EXERCISE TASK:
Repeat every record exactly, but keep images out of the copy.
+ + +
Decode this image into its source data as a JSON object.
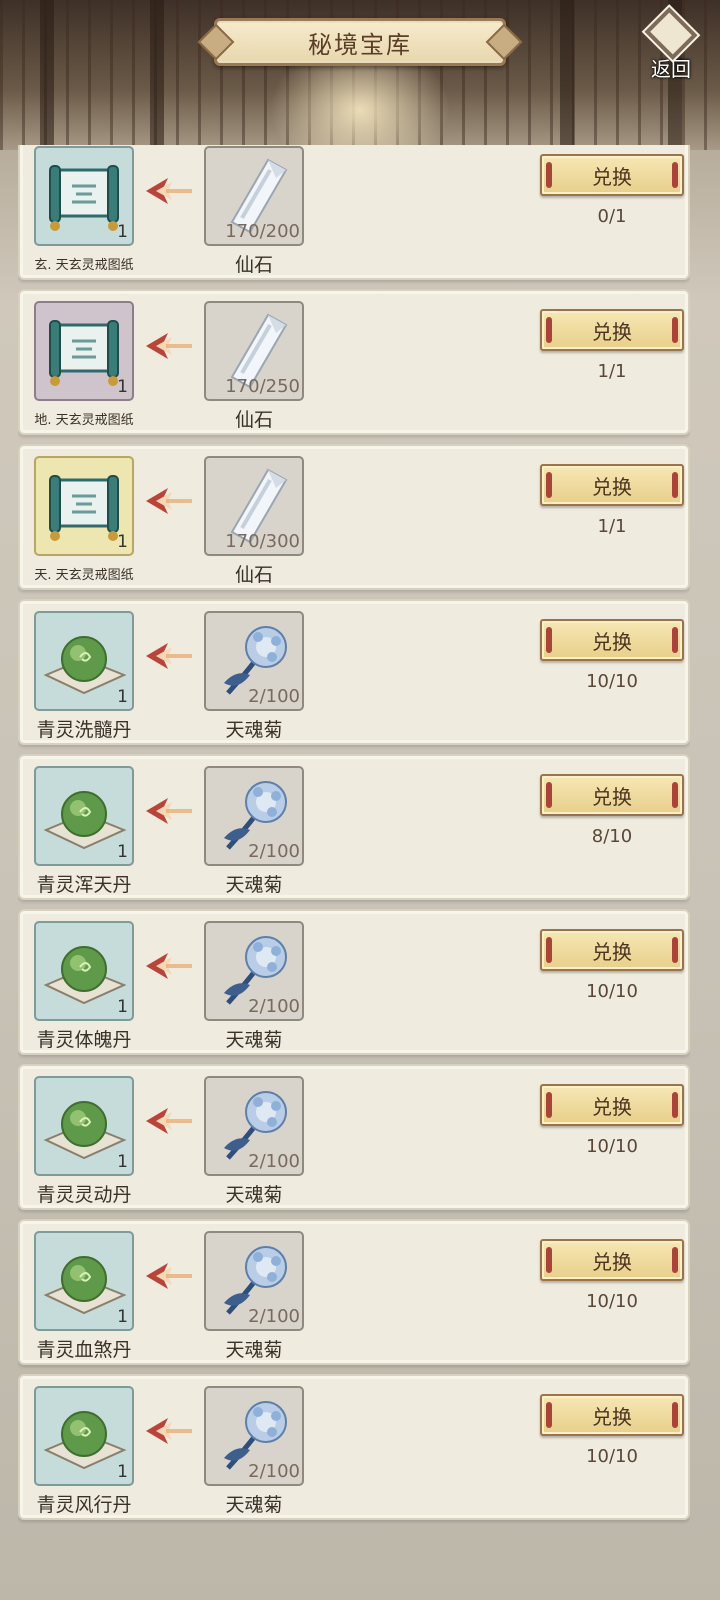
{
  "header": {
    "title": "秘境宝库",
    "back_label": "返回"
  },
  "button_label": "兑换",
  "rows": [
    {
      "reward_name": "玄. 天玄灵戒图纸",
      "reward_qty": "1",
      "reward_bg": "blue",
      "reward_icon": "scroll-icon",
      "cost_name": "仙石",
      "cost_qty": "170/200",
      "cost_icon": "crystal-icon",
      "limit": "0/1"
    },
    {
      "reward_name": "地. 天玄灵戒图纸",
      "reward_qty": "1",
      "reward_bg": "purple",
      "reward_icon": "scroll-icon",
      "cost_name": "仙石",
      "cost_qty": "170/250",
      "cost_icon": "crystal-icon",
      "limit": "1/1"
    },
    {
      "reward_name": "天. 天玄灵戒图纸",
      "reward_qty": "1",
      "reward_bg": "gold",
      "reward_icon": "scroll-icon",
      "cost_name": "仙石",
      "cost_qty": "170/300",
      "cost_icon": "crystal-icon",
      "limit": "1/1"
    },
    {
      "reward_name": "青灵洗髓丹",
      "reward_qty": "1",
      "reward_bg": "blue",
      "reward_icon": "green-pill-icon",
      "cost_name": "天魂菊",
      "cost_qty": "2/100",
      "cost_icon": "blue-flower-icon",
      "limit": "10/10"
    },
    {
      "reward_name": "青灵浑天丹",
      "reward_qty": "1",
      "reward_bg": "blue",
      "reward_icon": "green-pill-icon",
      "cost_name": "天魂菊",
      "cost_qty": "2/100",
      "cost_icon": "blue-flower-icon",
      "limit": "8/10"
    },
    {
      "reward_name": "青灵体魄丹",
      "reward_qty": "1",
      "reward_bg": "blue",
      "reward_icon": "green-pill-icon",
      "cost_name": "天魂菊",
      "cost_qty": "2/100",
      "cost_icon": "blue-flower-icon",
      "limit": "10/10"
    },
    {
      "reward_name": "青灵灵动丹",
      "reward_qty": "1",
      "reward_bg": "blue",
      "reward_icon": "green-pill-icon",
      "cost_name": "天魂菊",
      "cost_qty": "2/100",
      "cost_icon": "blue-flower-icon",
      "limit": "10/10"
    },
    {
      "reward_name": "青灵血煞丹",
      "reward_qty": "1",
      "reward_bg": "blue",
      "reward_icon": "green-pill-icon",
      "cost_name": "天魂菊",
      "cost_qty": "2/100",
      "cost_icon": "blue-flower-icon",
      "limit": "10/10"
    },
    {
      "reward_name": "青灵风行丹",
      "reward_qty": "1",
      "reward_bg": "blue",
      "reward_icon": "green-pill-icon",
      "cost_name": "天魂菊",
      "cost_qty": "2/100",
      "cost_icon": "blue-flower-icon",
      "limit": "10/10"
    }
  ],
  "colors": {
    "button_fill": "#e8cf8a",
    "button_border": "#9c7447",
    "accent_red": "#a8443a",
    "arrow": "#b9453a"
  }
}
+ + +
TASK OUTPUT:
Decode this image into its source data as a JSON object.
{
  "header": {
    "title": "秘境宝库",
    "back_label": "返回"
  },
  "button_label": "兑换",
  "rows": [
    {
      "reward_name": "玄. 天玄灵戒图纸",
      "reward_qty": "1",
      "reward_bg": "blue",
      "reward_icon": "scroll-icon",
      "cost_name": "仙石",
      "cost_qty": "170/200",
      "cost_icon": "crystal-icon",
      "limit": "0/1"
    },
    {
      "reward_name": "地. 天玄灵戒图纸",
      "reward_qty": "1",
      "reward_bg": "purple",
      "reward_icon": "scroll-icon",
      "cost_name": "仙石",
      "cost_qty": "170/250",
      "cost_icon": "crystal-icon",
      "limit": "1/1"
    },
    {
      "reward_name": "天. 天玄灵戒图纸",
      "reward_qty": "1",
      "reward_bg": "gold",
      "reward_icon": "scroll-icon",
      "cost_name": "仙石",
      "cost_qty": "170/300",
      "cost_icon": "crystal-icon",
      "limit": "1/1"
    },
    {
      "reward_name": "青灵洗髓丹",
      "reward_qty": "1",
      "reward_bg": "blue",
      "reward_icon": "green-pill-icon",
      "cost_name": "天魂菊",
      "cost_qty": "2/100",
      "cost_icon": "blue-flower-icon",
      "limit": "10/10"
    },
    {
      "reward_name": "青灵浑天丹",
      "reward_qty": "1",
      "reward_bg": "blue",
      "reward_icon": "green-pill-icon",
      "cost_name": "天魂菊",
      "cost_qty": "2/100",
      "cost_icon": "blue-flower-icon",
      "limit": "8/10"
    },
    {
      "reward_name": "青灵体魄丹",
      "reward_qty": "1",
      "reward_bg": "blue",
      "reward_icon": "green-pill-icon",
      "cost_name": "天魂菊",
      "cost_qty": "2/100",
      "cost_icon": "blue-flower-icon",
      "limit": "10/10"
    },
    {
      "reward_name": "青灵灵动丹",
      "reward_qty": "1",
      "reward_bg": "blue",
      "reward_icon": "green-pill-icon",
      "cost_name": "天魂菊",
      "cost_qty": "2/100",
      "cost_icon": "blue-flower-icon",
      "limit": "10/10"
    },
    {
      "reward_name": "青灵血煞丹",
      "reward_qty": "1",
      "reward_bg": "blue",
      "reward_icon": "green-pill-icon",
      "cost_name": "天魂菊",
      "cost_qty": "2/100",
      "cost_icon": "blue-flower-icon",
      "limit": "10/10"
    },
    {
      "reward_name": "青灵风行丹",
      "reward_qty": "1",
      "reward_bg": "blue",
      "reward_icon": "green-pill-icon",
      "cost_name": "天魂菊",
      "cost_qty": "2/100",
      "cost_icon": "blue-flower-icon",
      "limit": "10/10"
    }
  ],
  "colors": {
    "button_fill": "#e8cf8a",
    "button_border": "#9c7447",
    "accent_red": "#a8443a",
    "arrow": "#b9453a"
  }
}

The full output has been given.